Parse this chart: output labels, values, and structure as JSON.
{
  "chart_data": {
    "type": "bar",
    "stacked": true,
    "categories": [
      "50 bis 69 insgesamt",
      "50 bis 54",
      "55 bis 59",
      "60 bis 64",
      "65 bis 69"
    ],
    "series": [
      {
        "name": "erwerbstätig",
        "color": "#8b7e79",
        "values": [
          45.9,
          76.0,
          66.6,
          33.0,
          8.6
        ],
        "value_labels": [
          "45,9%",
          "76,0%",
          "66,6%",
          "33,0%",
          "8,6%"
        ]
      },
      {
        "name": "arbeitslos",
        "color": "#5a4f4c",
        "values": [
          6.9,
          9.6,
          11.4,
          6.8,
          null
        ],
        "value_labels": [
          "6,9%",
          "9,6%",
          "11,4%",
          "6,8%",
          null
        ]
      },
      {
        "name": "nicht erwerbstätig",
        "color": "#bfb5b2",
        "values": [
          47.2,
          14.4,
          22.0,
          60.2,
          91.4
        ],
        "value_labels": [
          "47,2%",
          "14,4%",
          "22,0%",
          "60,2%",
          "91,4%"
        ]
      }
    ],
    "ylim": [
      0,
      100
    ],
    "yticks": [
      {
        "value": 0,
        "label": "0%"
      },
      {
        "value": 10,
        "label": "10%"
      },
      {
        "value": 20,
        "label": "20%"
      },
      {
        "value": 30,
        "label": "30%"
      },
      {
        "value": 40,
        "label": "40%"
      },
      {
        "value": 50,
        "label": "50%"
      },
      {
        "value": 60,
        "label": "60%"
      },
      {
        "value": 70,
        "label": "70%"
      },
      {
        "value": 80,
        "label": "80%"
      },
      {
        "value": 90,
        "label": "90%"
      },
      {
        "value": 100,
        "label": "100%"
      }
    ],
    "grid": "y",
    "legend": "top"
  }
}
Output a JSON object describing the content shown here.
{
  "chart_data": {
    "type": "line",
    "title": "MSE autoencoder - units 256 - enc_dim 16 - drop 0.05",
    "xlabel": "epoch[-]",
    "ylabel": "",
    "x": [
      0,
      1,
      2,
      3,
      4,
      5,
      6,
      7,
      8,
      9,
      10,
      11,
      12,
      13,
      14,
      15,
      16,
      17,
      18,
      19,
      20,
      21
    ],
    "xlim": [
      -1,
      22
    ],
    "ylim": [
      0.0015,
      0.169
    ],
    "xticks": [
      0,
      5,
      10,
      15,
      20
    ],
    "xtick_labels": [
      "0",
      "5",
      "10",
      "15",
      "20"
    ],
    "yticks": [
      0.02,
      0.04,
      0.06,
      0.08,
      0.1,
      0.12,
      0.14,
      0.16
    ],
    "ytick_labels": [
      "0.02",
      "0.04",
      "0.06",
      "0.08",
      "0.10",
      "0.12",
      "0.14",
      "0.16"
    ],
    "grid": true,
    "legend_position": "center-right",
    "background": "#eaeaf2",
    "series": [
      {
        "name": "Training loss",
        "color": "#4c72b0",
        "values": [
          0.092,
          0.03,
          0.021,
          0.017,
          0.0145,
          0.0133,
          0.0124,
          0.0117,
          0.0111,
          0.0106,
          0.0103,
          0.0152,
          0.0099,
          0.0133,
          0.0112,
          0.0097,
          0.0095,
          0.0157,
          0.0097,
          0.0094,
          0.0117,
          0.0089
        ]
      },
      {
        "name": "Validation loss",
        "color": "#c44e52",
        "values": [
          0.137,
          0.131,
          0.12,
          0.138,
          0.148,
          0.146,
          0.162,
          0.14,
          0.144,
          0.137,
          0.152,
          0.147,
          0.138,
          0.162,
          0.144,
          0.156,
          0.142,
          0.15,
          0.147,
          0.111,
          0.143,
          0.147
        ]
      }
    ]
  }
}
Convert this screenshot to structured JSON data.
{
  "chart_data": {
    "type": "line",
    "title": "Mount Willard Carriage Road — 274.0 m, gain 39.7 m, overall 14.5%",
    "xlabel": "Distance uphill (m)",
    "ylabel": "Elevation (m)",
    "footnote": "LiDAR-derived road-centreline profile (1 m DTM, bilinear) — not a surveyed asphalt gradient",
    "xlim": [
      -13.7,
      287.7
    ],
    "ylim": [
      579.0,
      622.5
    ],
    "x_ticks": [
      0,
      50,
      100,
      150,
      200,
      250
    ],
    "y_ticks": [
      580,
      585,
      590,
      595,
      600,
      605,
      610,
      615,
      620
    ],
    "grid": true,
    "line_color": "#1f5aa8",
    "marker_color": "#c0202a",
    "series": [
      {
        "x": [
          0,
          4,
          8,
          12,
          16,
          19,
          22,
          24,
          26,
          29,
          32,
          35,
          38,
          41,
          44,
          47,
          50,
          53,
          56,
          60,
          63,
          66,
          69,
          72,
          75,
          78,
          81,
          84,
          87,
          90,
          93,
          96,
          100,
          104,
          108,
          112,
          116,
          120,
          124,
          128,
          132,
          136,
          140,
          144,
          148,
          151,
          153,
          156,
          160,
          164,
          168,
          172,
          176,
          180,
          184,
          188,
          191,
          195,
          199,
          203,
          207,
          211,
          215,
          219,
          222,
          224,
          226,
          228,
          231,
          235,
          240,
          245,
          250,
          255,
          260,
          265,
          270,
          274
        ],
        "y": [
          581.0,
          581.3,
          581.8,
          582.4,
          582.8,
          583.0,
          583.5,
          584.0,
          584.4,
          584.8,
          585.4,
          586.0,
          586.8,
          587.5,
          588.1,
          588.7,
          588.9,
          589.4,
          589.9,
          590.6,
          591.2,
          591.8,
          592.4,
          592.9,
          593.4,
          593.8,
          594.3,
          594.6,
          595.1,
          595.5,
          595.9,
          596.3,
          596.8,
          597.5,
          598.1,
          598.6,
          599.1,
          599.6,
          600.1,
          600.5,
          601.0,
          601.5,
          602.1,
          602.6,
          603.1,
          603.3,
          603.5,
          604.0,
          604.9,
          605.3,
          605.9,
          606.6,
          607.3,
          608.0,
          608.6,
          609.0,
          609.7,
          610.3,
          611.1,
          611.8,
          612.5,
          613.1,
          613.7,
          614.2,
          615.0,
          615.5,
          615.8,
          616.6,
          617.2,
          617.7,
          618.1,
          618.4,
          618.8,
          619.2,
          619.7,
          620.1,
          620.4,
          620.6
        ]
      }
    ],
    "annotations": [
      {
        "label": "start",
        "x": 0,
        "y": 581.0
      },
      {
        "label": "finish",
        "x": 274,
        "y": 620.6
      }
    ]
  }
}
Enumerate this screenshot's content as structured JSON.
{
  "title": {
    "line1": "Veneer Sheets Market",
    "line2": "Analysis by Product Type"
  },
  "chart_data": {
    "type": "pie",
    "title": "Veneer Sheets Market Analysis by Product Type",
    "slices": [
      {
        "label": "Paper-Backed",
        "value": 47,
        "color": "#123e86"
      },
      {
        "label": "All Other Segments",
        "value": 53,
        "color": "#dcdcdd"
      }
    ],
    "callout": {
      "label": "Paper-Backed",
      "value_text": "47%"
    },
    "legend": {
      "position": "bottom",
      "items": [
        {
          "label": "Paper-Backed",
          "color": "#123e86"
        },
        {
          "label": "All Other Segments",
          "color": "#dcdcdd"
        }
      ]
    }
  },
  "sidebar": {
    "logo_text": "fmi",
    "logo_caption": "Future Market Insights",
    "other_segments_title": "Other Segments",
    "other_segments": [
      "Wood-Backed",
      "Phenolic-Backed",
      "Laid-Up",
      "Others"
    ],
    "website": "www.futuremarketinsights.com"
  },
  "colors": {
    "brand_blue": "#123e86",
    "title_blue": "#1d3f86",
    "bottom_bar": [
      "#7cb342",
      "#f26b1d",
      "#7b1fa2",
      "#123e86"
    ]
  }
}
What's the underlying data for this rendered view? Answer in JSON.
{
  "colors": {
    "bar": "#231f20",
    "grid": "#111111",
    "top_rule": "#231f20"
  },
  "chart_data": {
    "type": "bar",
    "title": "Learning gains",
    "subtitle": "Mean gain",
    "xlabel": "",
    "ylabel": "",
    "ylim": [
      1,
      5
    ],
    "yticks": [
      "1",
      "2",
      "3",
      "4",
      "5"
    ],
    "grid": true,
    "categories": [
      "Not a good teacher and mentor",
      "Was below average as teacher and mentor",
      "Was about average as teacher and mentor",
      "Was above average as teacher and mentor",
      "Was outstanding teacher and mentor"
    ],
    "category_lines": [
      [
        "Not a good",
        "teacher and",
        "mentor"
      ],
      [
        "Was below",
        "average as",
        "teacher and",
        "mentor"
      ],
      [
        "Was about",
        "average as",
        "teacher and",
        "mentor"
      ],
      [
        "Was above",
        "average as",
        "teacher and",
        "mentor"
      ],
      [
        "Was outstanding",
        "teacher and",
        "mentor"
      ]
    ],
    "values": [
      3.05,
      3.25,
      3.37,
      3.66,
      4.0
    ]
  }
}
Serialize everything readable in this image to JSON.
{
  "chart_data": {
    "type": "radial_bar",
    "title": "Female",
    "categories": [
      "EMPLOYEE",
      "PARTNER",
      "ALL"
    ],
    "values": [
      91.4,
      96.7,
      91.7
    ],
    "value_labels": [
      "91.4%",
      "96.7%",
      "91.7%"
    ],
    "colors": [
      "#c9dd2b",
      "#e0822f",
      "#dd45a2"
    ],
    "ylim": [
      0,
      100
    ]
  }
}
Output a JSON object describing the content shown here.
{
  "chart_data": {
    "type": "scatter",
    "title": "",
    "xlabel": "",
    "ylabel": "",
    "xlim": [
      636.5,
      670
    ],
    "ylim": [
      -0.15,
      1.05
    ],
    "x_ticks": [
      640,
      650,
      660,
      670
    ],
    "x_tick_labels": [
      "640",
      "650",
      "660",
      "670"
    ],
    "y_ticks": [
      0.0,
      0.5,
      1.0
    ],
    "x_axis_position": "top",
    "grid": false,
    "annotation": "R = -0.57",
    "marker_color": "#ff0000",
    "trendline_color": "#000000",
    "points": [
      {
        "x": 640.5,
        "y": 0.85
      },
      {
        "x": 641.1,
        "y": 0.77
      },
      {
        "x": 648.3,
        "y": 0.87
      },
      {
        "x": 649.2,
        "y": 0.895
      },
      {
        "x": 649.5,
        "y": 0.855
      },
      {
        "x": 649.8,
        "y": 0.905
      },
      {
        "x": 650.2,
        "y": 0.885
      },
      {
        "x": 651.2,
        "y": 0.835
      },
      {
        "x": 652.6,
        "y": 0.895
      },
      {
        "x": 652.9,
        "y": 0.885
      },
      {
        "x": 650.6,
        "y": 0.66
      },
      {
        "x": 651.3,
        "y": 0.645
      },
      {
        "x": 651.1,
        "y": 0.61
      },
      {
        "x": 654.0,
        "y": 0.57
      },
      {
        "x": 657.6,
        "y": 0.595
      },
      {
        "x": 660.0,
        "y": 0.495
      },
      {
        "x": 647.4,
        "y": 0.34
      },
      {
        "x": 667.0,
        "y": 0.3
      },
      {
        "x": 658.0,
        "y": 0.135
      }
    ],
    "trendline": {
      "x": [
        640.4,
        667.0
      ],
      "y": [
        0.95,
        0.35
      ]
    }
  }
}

────────────────

Written problem: Select every line of the material above holding the word "erwerbstätig" and copy it.

Response for this exercise:
        "name": "erwerbstätig",
        "name": "nicht erwerbstätig",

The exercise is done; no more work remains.